Work to do => Reproduce every line of the entries below word for word, leaving out the pictures.

Record extracts =>
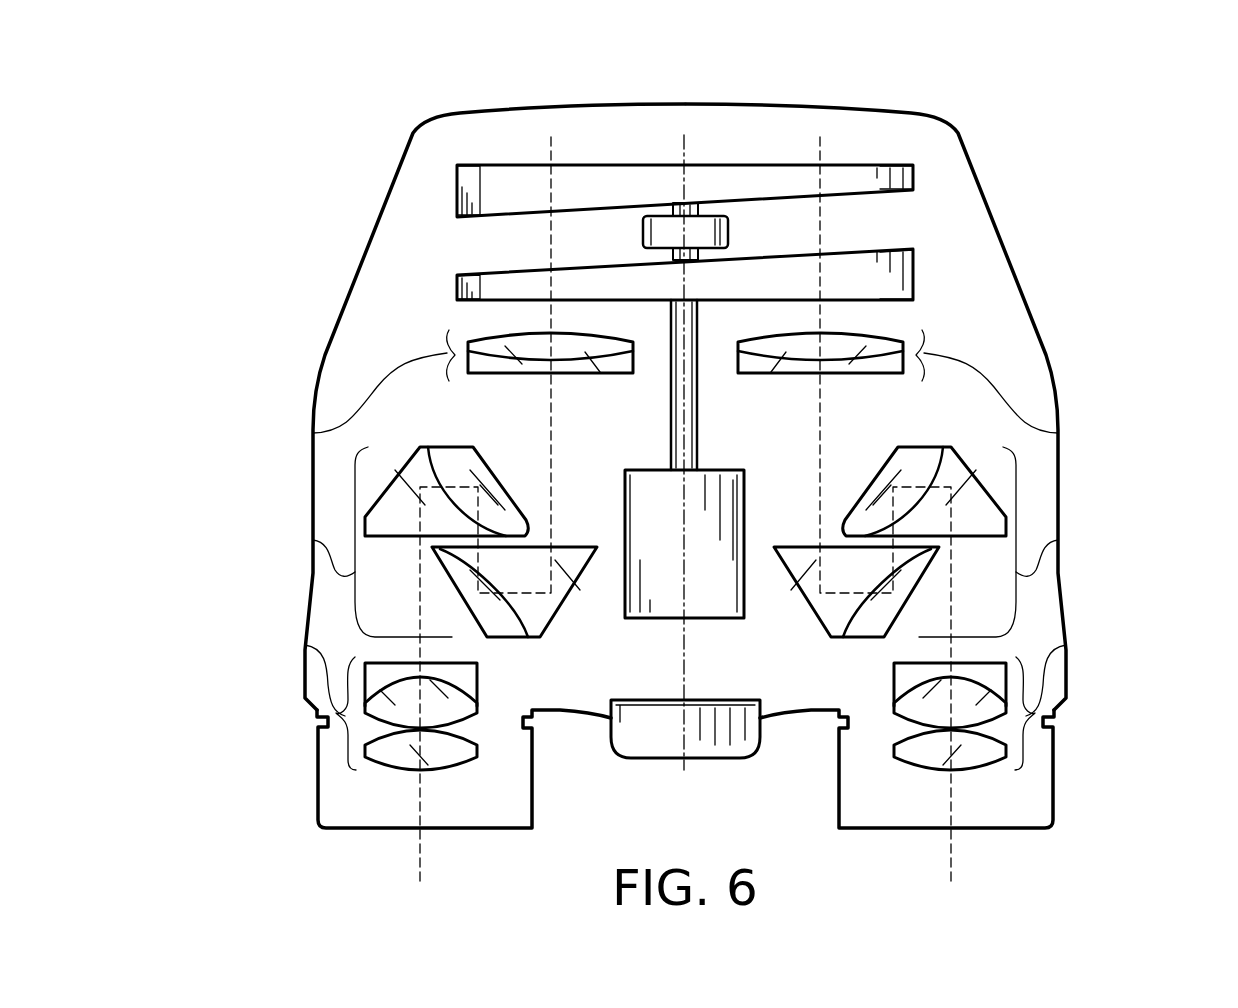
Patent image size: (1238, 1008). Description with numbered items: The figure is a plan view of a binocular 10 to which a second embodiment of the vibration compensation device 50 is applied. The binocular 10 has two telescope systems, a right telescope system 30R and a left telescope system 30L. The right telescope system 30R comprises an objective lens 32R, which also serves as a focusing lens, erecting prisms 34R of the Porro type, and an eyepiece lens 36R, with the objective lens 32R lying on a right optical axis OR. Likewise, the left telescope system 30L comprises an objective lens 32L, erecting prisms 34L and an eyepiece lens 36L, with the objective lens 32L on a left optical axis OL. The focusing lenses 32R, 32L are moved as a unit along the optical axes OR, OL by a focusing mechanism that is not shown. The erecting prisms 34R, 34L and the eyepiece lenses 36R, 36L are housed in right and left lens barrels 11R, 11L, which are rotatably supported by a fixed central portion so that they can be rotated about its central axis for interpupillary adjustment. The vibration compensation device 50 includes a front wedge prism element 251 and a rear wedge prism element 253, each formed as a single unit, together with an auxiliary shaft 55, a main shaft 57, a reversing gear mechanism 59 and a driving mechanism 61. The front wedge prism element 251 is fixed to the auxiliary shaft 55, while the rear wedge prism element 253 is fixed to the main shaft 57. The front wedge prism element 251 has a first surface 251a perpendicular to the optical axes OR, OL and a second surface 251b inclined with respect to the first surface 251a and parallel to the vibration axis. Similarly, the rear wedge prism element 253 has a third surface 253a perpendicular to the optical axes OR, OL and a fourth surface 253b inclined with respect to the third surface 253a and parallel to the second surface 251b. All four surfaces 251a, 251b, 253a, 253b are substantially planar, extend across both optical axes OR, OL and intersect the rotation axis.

The binocular 10 is at (777, 84).
The left lens barrel 11L is at (328, 808).
The right lens barrel 11R is at (1043, 807).
The left telescope system 30L is at (392, 551).
The right telescope system 30R is at (979, 551).
The left objective lens 32L is at (313, 433).
The right objective lens 32R is at (1058, 433).
The left erecting prisms 34L is at (313, 540).
The right erecting prisms 34R is at (1058, 540).
The left eyepiece lens 36L is at (358, 700).
The right eyepiece lens 36R is at (1016, 700).
The left optical axis OL is at (548, 438).
The right optical axis OR is at (822, 440).
The vibration compensation device 50 is at (658, 414).
The front wedge prism element 251 is at (627, 177).
The first surface 251a is at (880, 150).
The second surface 251b is at (510, 218).
The rear wedge prism element 253 is at (793, 270).
The third surface 253a is at (467, 300).
The fourth surface 253b is at (850, 247).
The auxiliary shaft 55 is at (702, 207).
The main shaft 57 is at (671, 440).
The reversing gear mechanism 59 is at (643, 232).
The driving mechanism 61 is at (703, 607).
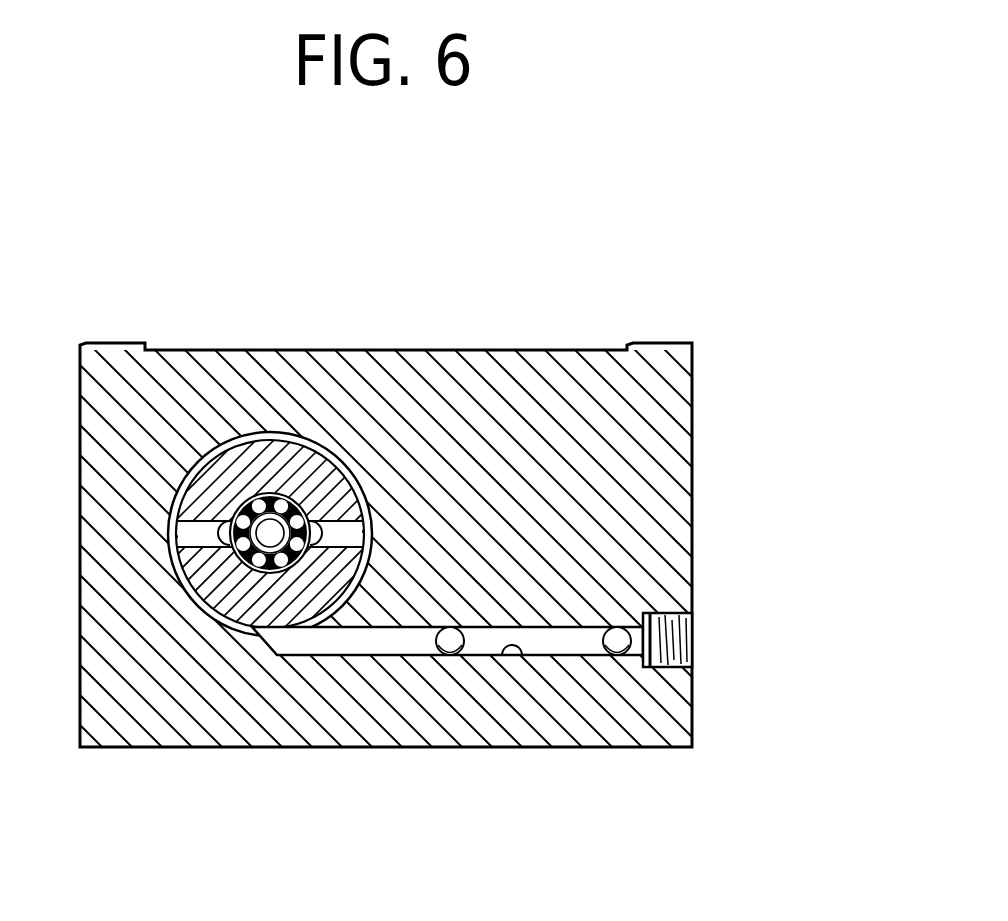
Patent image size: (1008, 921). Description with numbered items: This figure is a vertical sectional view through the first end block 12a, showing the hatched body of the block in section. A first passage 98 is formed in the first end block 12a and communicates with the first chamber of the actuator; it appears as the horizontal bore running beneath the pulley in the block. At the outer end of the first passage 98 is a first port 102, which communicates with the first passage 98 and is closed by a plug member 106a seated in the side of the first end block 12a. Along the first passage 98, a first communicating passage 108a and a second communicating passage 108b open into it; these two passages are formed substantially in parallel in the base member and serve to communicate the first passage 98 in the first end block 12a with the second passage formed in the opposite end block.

The first end block 12a is at (640, 443).
The first passage 98 is at (528, 657).
The first port 102 is at (677, 622).
The plug member 106a is at (680, 652).
The first communicating passage 108a is at (432, 656).
The second communicating passage 108b is at (623, 656).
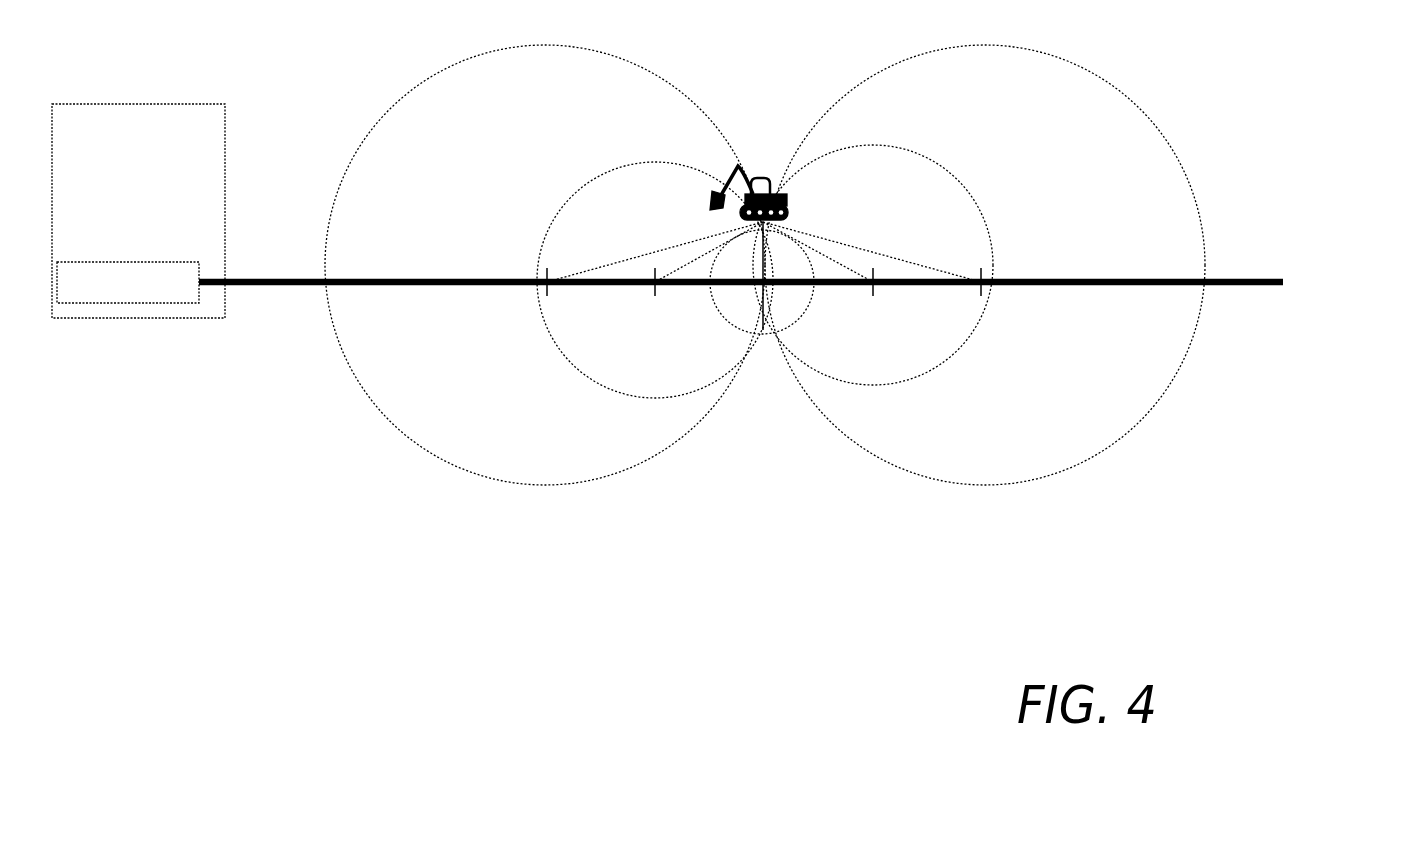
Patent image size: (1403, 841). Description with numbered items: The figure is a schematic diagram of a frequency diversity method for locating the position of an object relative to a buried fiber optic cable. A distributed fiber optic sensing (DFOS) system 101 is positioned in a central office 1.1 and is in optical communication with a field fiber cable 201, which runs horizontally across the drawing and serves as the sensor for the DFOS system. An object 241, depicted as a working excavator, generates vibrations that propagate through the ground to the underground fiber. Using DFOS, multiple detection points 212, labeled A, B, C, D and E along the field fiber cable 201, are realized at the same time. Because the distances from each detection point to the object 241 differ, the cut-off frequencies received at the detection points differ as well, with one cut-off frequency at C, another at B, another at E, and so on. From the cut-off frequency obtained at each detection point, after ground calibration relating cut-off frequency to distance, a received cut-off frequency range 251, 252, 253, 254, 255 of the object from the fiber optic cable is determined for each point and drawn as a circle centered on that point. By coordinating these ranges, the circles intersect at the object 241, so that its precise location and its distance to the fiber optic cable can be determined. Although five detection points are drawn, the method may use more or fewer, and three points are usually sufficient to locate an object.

The central office 1.1 is at (138, 211).
The distributed fiber optic sensing (DFOS) system 101 is at (128, 282).
The field fiber cable 201 is at (278, 287).
The multiple detection points 212 is at (764, 284).
The object 241 is at (755, 180).
The received cut-off frequency range 251 is at (810, 300).
The received cut-off frequency range 252 is at (570, 368).
The received cut-off frequency range 253 is at (336, 332).
The received cut-off frequency range 254 is at (1070, 269).
The received cut-off frequency range 255 is at (1237, 345).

Result of this task =>
Patent image size: (1238, 1008). Description with numbered items: The figure is a plan view of a binocular 10 to which a second embodiment of the vibration compensation device 50 is applied. The binocular 10 has two telescope systems, a right telescope system 30R and a left telescope system 30L. The right telescope system 30R comprises an objective lens 32R, which also serves as a focusing lens, erecting prisms 34R of the Porro type, and an eyepiece lens 36R, with the objective lens 32R lying on a right optical axis OR. Likewise, the left telescope system 30L comprises an objective lens 32L, erecting prisms 34L and an eyepiece lens 36L, with the objective lens 32L on a left optical axis OL. The focusing lenses 32R, 32L are moved as a unit along the optical axes OR, OL by a focusing mechanism that is not shown. The erecting prisms 34R, 34L and the eyepiece lenses 36R, 36L are housed in right and left lens barrels 11R, 11L, which are rotatably supported by a fixed central portion so that they can be rotated about its central axis for interpupillary adjustment. The vibration compensation device 50 includes a front wedge prism element 251 and a rear wedge prism element 253, each formed as a single unit, together with an auxiliary shaft 55, a main shaft 57, a reversing gear mechanism 59 and a driving mechanism 61. The front wedge prism element 251 is fixed to the auxiliary shaft 55, while the rear wedge prism element 253 is fixed to the main shaft 57. The front wedge prism element 251 has a first surface 251a perpendicular to the optical axes OR, OL and a second surface 251b inclined with respect to the first surface 251a and parallel to the vibration axis. Similarly, the rear wedge prism element 253 has a third surface 253a perpendicular to the optical axes OR, OL and a fourth surface 253b inclined with respect to the third surface 253a and parallel to the second surface 251b. All four surfaces 251a, 251b, 253a, 253b are substantially planar, extend across both optical axes OR, OL and intersect the rotation axis.

The binocular 10 is at (777, 84).
The left lens barrel 11L is at (328, 808).
The right lens barrel 11R is at (1043, 807).
The left telescope system 30L is at (392, 551).
The right telescope system 30R is at (979, 551).
The left objective lens 32L is at (313, 433).
The right objective lens 32R is at (1058, 433).
The left erecting prisms 34L is at (313, 540).
The right erecting prisms 34R is at (1058, 540).
The left eyepiece lens 36L is at (358, 700).
The right eyepiece lens 36R is at (1016, 700).
The left optical axis OL is at (548, 438).
The right optical axis OR is at (822, 440).
The vibration compensation device 50 is at (658, 414).
The front wedge prism element 251 is at (627, 177).
The first surface 251a is at (880, 150).
The second surface 251b is at (510, 218).
The rear wedge prism element 253 is at (793, 270).
The third surface 253a is at (467, 300).
The fourth surface 253b is at (850, 247).
The auxiliary shaft 55 is at (702, 207).
The main shaft 57 is at (671, 440).
The reversing gear mechanism 59 is at (643, 232).
The driving mechanism 61 is at (703, 607).
Patent image size: (1008, 921). Description with numbered items: This figure is a vertical sectional view through the first end block 12a, showing the hatched body of the block in section. A first passage 98 is formed in the first end block 12a and communicates with the first chamber of the actuator; it appears as the horizontal bore running beneath the pulley in the block. At the outer end of the first passage 98 is a first port 102, which communicates with the first passage 98 and is closed by a plug member 106a seated in the side of the first end block 12a. Along the first passage 98, a first communicating passage 108a and a second communicating passage 108b open into it; these two passages are formed substantially in parallel in the base member and serve to communicate the first passage 98 in the first end block 12a with the second passage formed in the opposite end block.

The first end block 12a is at (640, 443).
The first passage 98 is at (528, 657).
The first port 102 is at (677, 622).
The plug member 106a is at (680, 652).
The first communicating passage 108a is at (432, 656).
The second communicating passage 108b is at (623, 656).
Patent image size: (1403, 841). Description with numbered items: The figure is a schematic diagram of a frequency diversity method for locating the position of an object relative to a buried fiber optic cable. A distributed fiber optic sensing (DFOS) system 101 is positioned in a central office 1.1 and is in optical communication with a field fiber cable 201, which runs horizontally across the drawing and serves as the sensor for the DFOS system. An object 241, depicted as a working excavator, generates vibrations that propagate through the ground to the underground fiber. Using DFOS, multiple detection points 212, labeled A, B, C, D and E along the field fiber cable 201, are realized at the same time. Because the distances from each detection point to the object 241 differ, the cut-off frequencies received at the detection points differ as well, with one cut-off frequency at C, another at B, another at E, and so on. From the cut-off frequency obtained at each detection point, after ground calibration relating cut-off frequency to distance, a received cut-off frequency range 251, 252, 253, 254, 255 of the object from the fiber optic cable is determined for each point and drawn as a circle centered on that point. By coordinating these ranges, the circles intersect at the object 241, so that its precise location and its distance to the fiber optic cable can be determined. Although five detection points are drawn, the method may use more or fewer, and three points are usually sufficient to locate an object.

The central office 1.1 is at (138, 211).
The distributed fiber optic sensing (DFOS) system 101 is at (128, 282).
The field fiber cable 201 is at (278, 287).
The multiple detection points 212 is at (764, 284).
The object 241 is at (755, 180).
The received cut-off frequency range 251 is at (810, 300).
The received cut-off frequency range 252 is at (570, 368).
The received cut-off frequency range 253 is at (336, 332).
The received cut-off frequency range 254 is at (1070, 269).
The received cut-off frequency range 255 is at (1237, 345).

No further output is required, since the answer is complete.